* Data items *
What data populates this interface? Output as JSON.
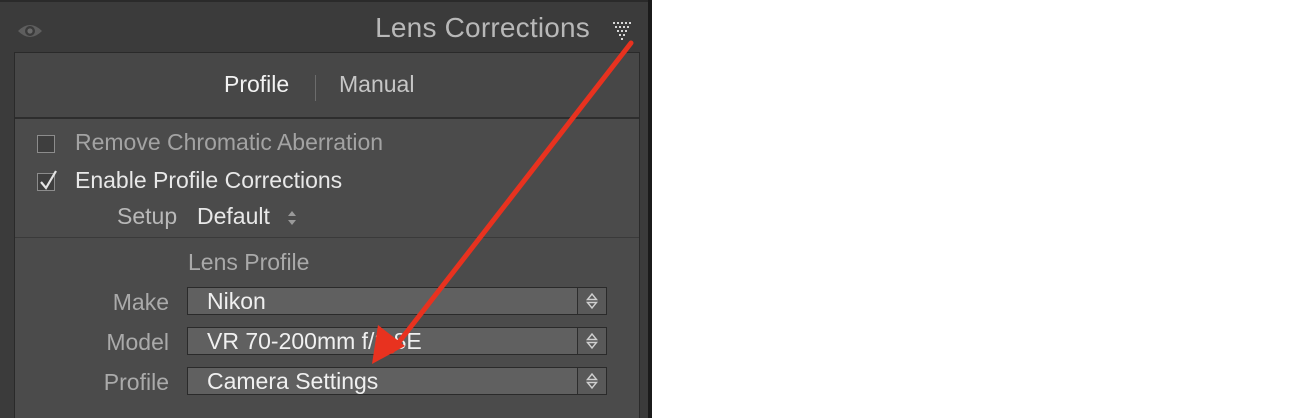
{
  "panel": {
    "title": "Lens Corrections",
    "icons": {
      "visibility": "eye-icon",
      "collapse": "triangle-collapse-icon"
    }
  },
  "tabs": [
    {
      "label": "Profile",
      "active": true
    },
    {
      "label": "Manual",
      "active": false
    }
  ],
  "options": {
    "remove_ca": {
      "label": "Remove Chromatic Aberration",
      "checked": false
    },
    "enable_profile": {
      "label": "Enable Profile Corrections",
      "checked": true
    }
  },
  "setup": {
    "label": "Setup",
    "value": "Default"
  },
  "lens_profile": {
    "heading": "Lens Profile",
    "make": {
      "label": "Make",
      "value": "Nikon"
    },
    "model": {
      "label": "Model",
      "value": "VR 70-200mm f/2.8E"
    },
    "profile": {
      "label": "Profile",
      "value": "Camera Settings"
    }
  },
  "annotation": {
    "arrow_color": "#e8321f"
  }
}
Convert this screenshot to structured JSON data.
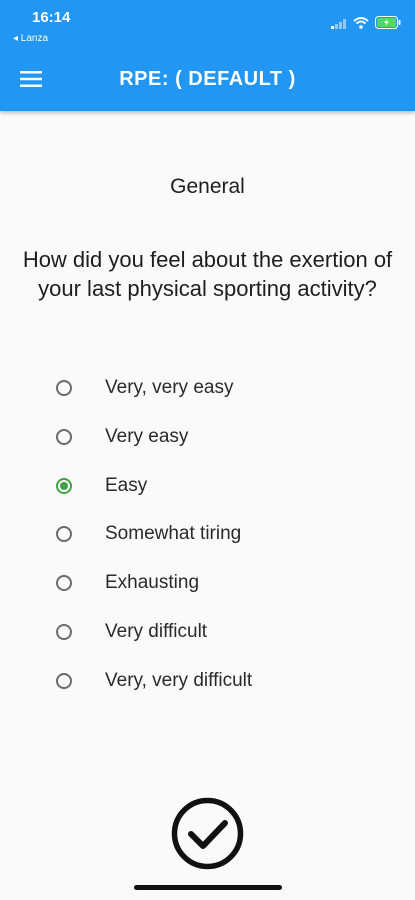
{
  "status_bar": {
    "time": "16:14",
    "back_label": "◂ Lanza"
  },
  "app_bar": {
    "title": "RPE: ( DEFAULT )",
    "menu_icon": "hamburger-menu-icon",
    "background_color": "#2196f3"
  },
  "section": {
    "title": "General"
  },
  "question": {
    "text": "How did you feel about the exertion of your last physical sporting activity?"
  },
  "options": [
    {
      "label": "Very, very easy",
      "selected": false
    },
    {
      "label": "Very easy",
      "selected": false
    },
    {
      "label": "Easy",
      "selected": true
    },
    {
      "label": "Somewhat tiring",
      "selected": false
    },
    {
      "label": "Exhausting",
      "selected": false
    },
    {
      "label": "Very difficult",
      "selected": false
    },
    {
      "label": "Very, very difficult",
      "selected": false
    }
  ],
  "colors": {
    "selected_radio": "#43a047"
  },
  "submit": {
    "icon": "check-circle-icon"
  }
}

* Stated problem *
Give every line of the material that includes the string "difficult".

* Task response *
      "label": "Very difficult",
      "label": "Very, very difficult",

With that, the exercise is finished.